[Data items]
----------------

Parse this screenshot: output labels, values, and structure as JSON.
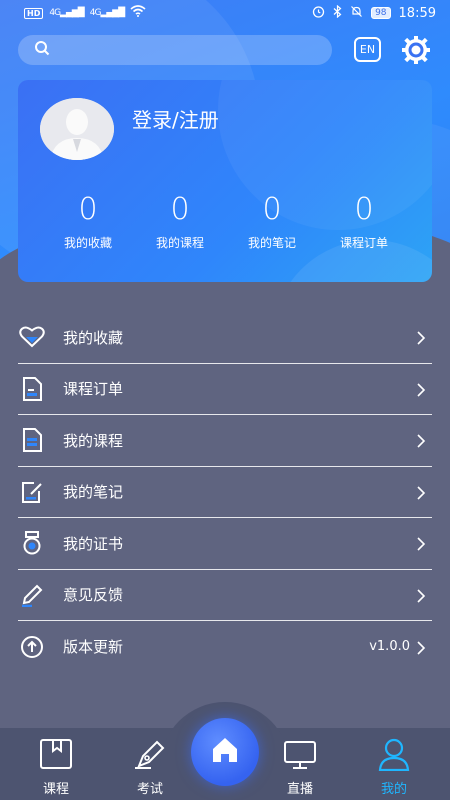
{
  "status_bar": {
    "chip": "HD",
    "signal1": "4G",
    "signal2": "4G",
    "battery": "98",
    "time": "18:59"
  },
  "topbar": {
    "search_placeholder": "",
    "language_button": "EN"
  },
  "profile": {
    "login_label": "登录/注册",
    "stats": [
      {
        "value": "0",
        "label": "我的收藏"
      },
      {
        "value": "0",
        "label": "我的课程"
      },
      {
        "value": "0",
        "label": "我的笔记"
      },
      {
        "value": "0",
        "label": "课程订单"
      }
    ]
  },
  "menu": {
    "items": [
      {
        "label": "我的收藏",
        "icon": "heart-icon"
      },
      {
        "label": "课程订单",
        "icon": "order-document-icon"
      },
      {
        "label": "我的课程",
        "icon": "course-document-icon"
      },
      {
        "label": "我的笔记",
        "icon": "note-edit-icon"
      },
      {
        "label": "我的证书",
        "icon": "certificate-medal-icon"
      },
      {
        "label": "意见反馈",
        "icon": "pencil-icon"
      },
      {
        "label": "版本更新",
        "icon": "upload-arrow-icon",
        "value": "v1.0.0"
      }
    ]
  },
  "tabbar": {
    "tabs": [
      {
        "label": "课程",
        "icon": "bookmark-book-icon"
      },
      {
        "label": "考试",
        "icon": "pen-exam-icon"
      },
      {
        "label": "",
        "icon": "home-icon"
      },
      {
        "label": "直播",
        "icon": "monitor-icon"
      },
      {
        "label": "我的",
        "icon": "user-icon"
      }
    ],
    "active_color": "#1fb6ff"
  },
  "colors": {
    "accent": "#2f86fb",
    "background": "#5f6480",
    "tabbar": "#4d5470"
  }
}
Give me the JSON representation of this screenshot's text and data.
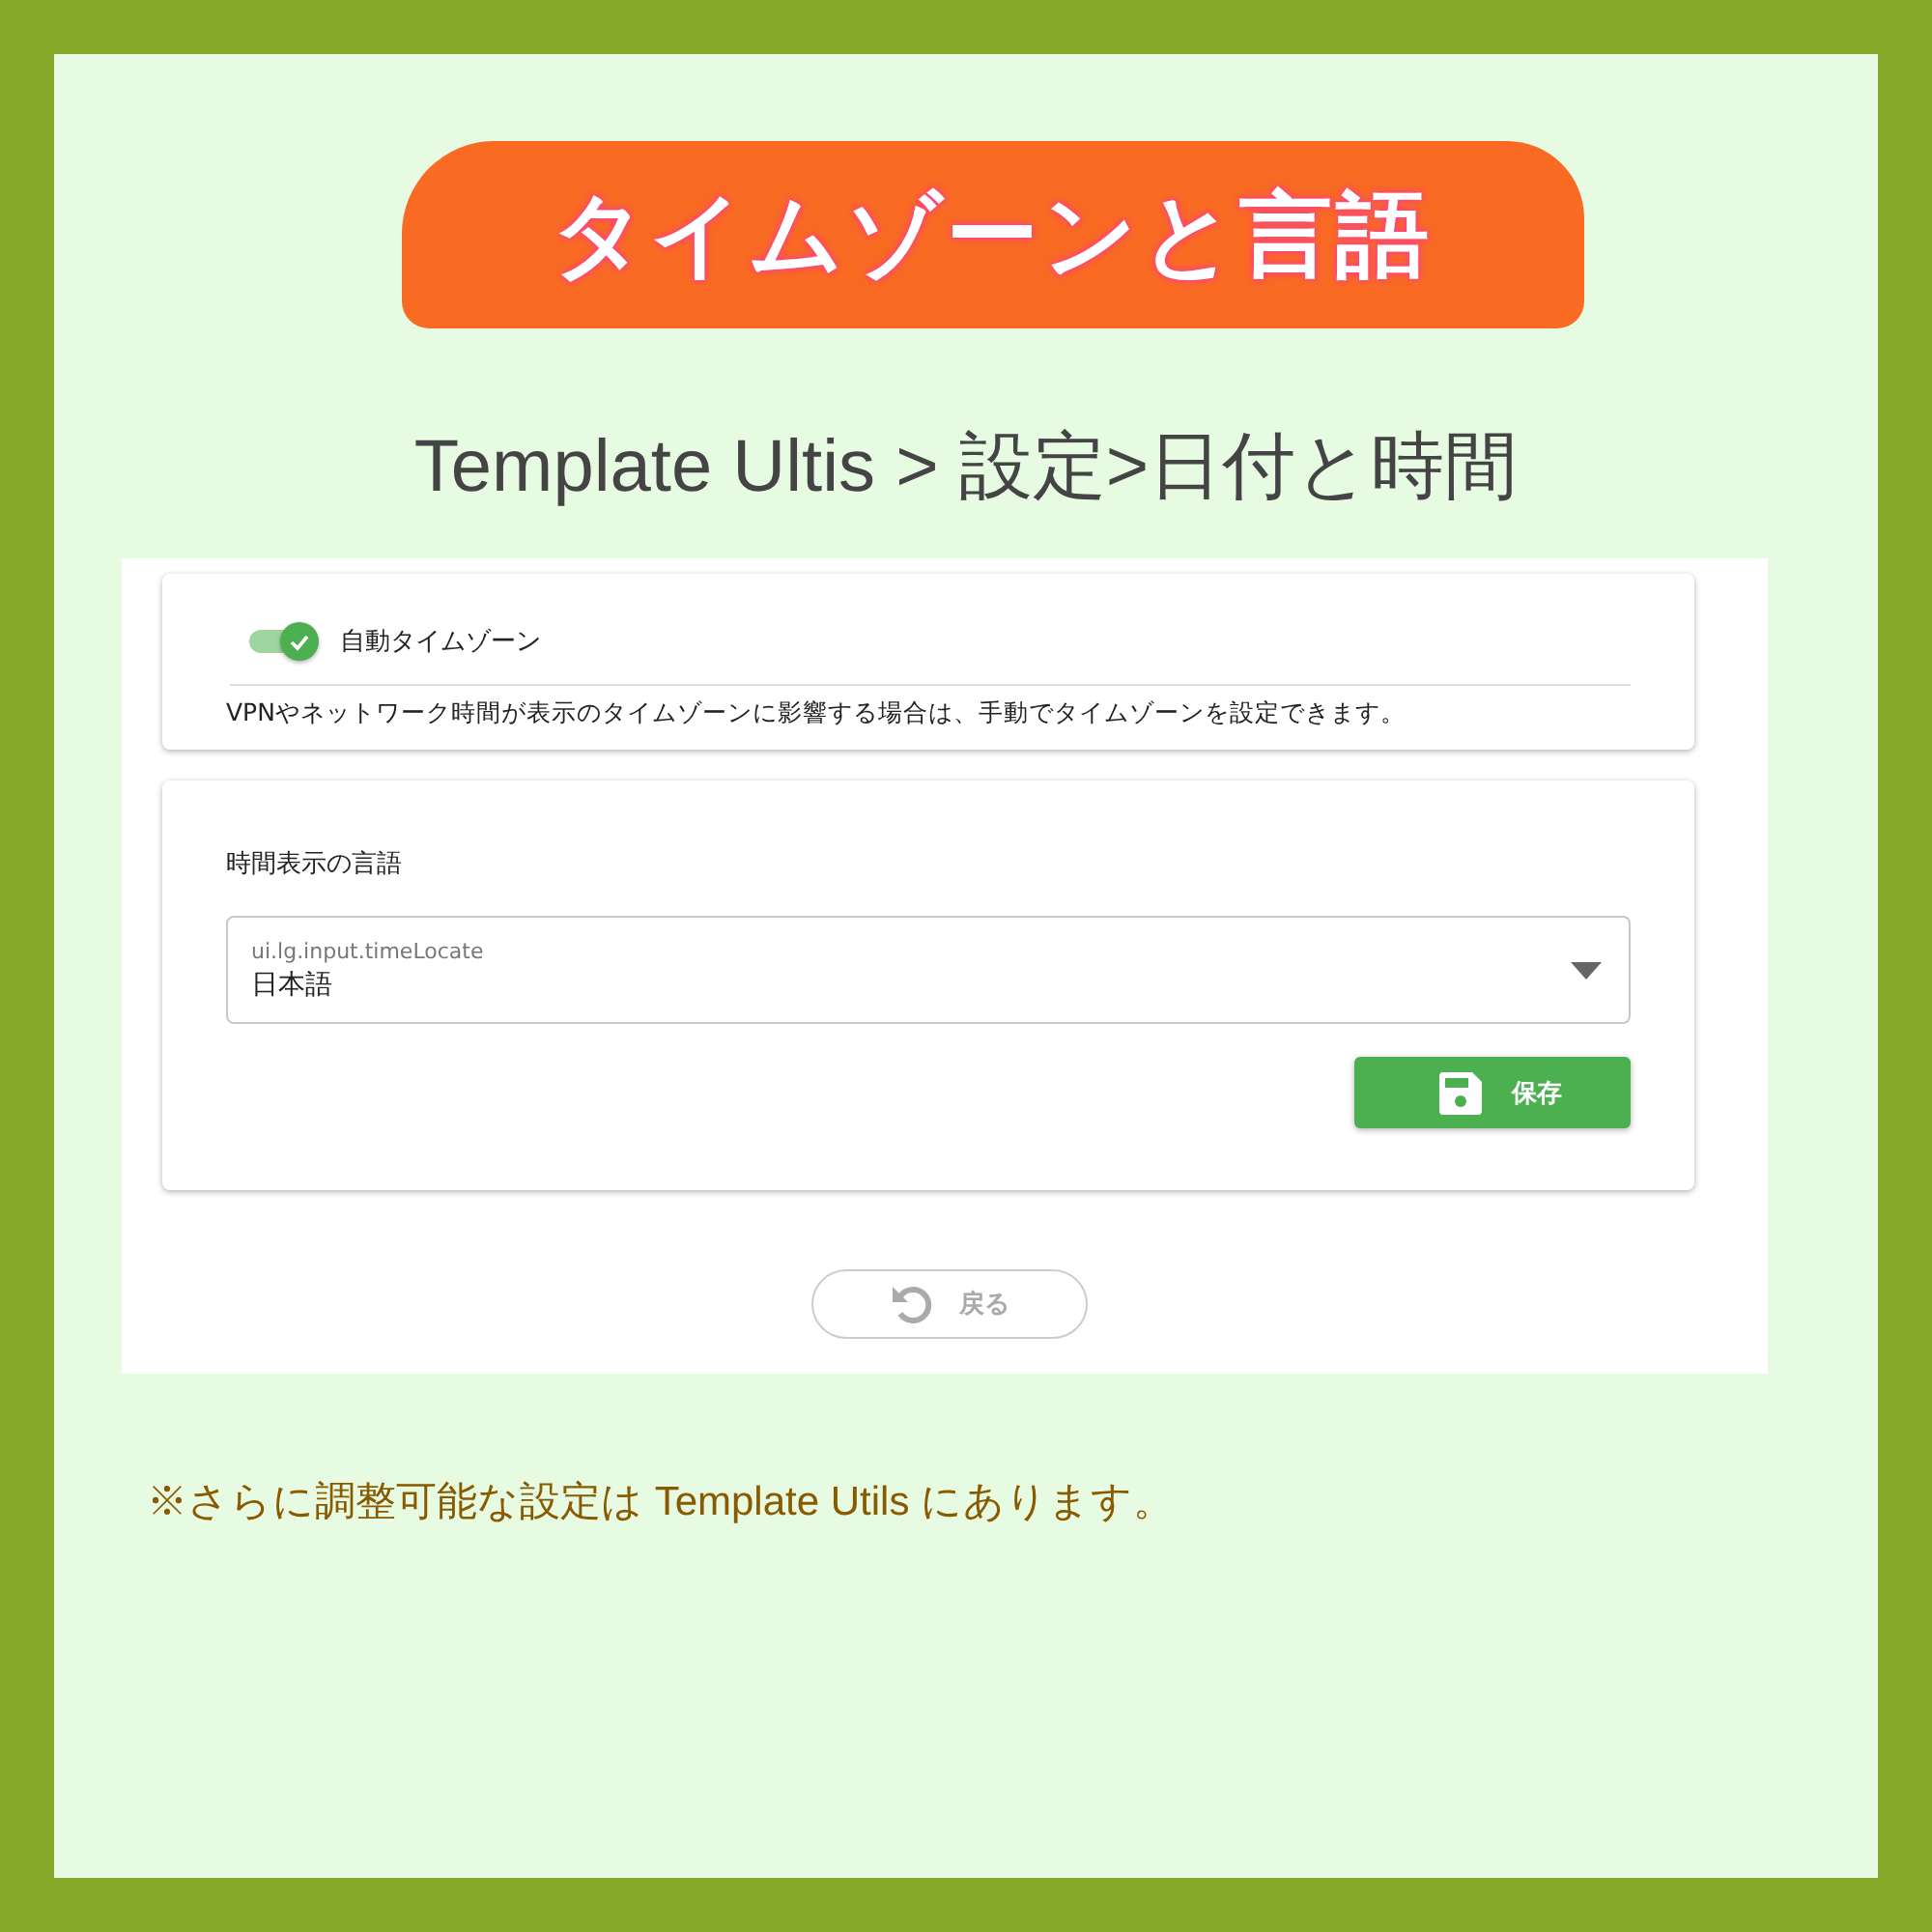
{
  "title": "タイムゾーンと言語",
  "breadcrumb": "Template Ultis > 設定>日付と時間",
  "timezone_card": {
    "toggle": {
      "label": "自動タイムゾーン",
      "on": true
    },
    "description": "VPNやネットワーク時間が表示のタイムゾーンに影響する場合は、手動でタイムゾーンを設定できます。"
  },
  "language_card": {
    "heading": "時間表示の言語",
    "select": {
      "label": "ui.lg.input.timeLocate",
      "value": "日本語"
    },
    "save_button": "保存"
  },
  "back_button": {
    "label": "戻る",
    "disabled": true
  },
  "note": "※さらに調整可能な設定は Template Utils にあります。"
}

----------------

▶ _Aim_: In the copy, include all records verbatim but no images.

▶ _Response_:
Parse this screenshot: output labels, values, and structure as JSON.
{
  "status_bar": {
    "chip": "HD",
    "signal1": "4G",
    "signal2": "4G",
    "battery": "98",
    "time": "18:59"
  },
  "topbar": {
    "search_placeholder": "",
    "language_button": "EN"
  },
  "profile": {
    "login_label": "登录/注册",
    "stats": [
      {
        "value": "0",
        "label": "我的收藏"
      },
      {
        "value": "0",
        "label": "我的课程"
      },
      {
        "value": "0",
        "label": "我的笔记"
      },
      {
        "value": "0",
        "label": "课程订单"
      }
    ]
  },
  "menu": {
    "items": [
      {
        "label": "我的收藏",
        "icon": "heart-icon"
      },
      {
        "label": "课程订单",
        "icon": "order-document-icon"
      },
      {
        "label": "我的课程",
        "icon": "course-document-icon"
      },
      {
        "label": "我的笔记",
        "icon": "note-edit-icon"
      },
      {
        "label": "我的证书",
        "icon": "certificate-medal-icon"
      },
      {
        "label": "意见反馈",
        "icon": "pencil-icon"
      },
      {
        "label": "版本更新",
        "icon": "upload-arrow-icon",
        "value": "v1.0.0"
      }
    ]
  },
  "tabbar": {
    "tabs": [
      {
        "label": "课程",
        "icon": "bookmark-book-icon"
      },
      {
        "label": "考试",
        "icon": "pen-exam-icon"
      },
      {
        "label": "",
        "icon": "home-icon"
      },
      {
        "label": "直播",
        "icon": "monitor-icon"
      },
      {
        "label": "我的",
        "icon": "user-icon"
      }
    ],
    "active_color": "#1fb6ff"
  },
  "colors": {
    "accent": "#2f86fb",
    "background": "#5f6480",
    "tabbar": "#4d5470"
  }
}
Give me the JSON representation of this screenshot's text and data.
{
  "title": "タイムゾーンと言語",
  "breadcrumb": "Template Ultis > 設定>日付と時間",
  "timezone_card": {
    "toggle": {
      "label": "自動タイムゾーン",
      "on": true
    },
    "description": "VPNやネットワーク時間が表示のタイムゾーンに影響する場合は、手動でタイムゾーンを設定できます。"
  },
  "language_card": {
    "heading": "時間表示の言語",
    "select": {
      "label": "ui.lg.input.timeLocate",
      "value": "日本語"
    },
    "save_button": "保存"
  },
  "back_button": {
    "label": "戻る",
    "disabled": true
  },
  "note": "※さらに調整可能な設定は Template Utils にあります。"
}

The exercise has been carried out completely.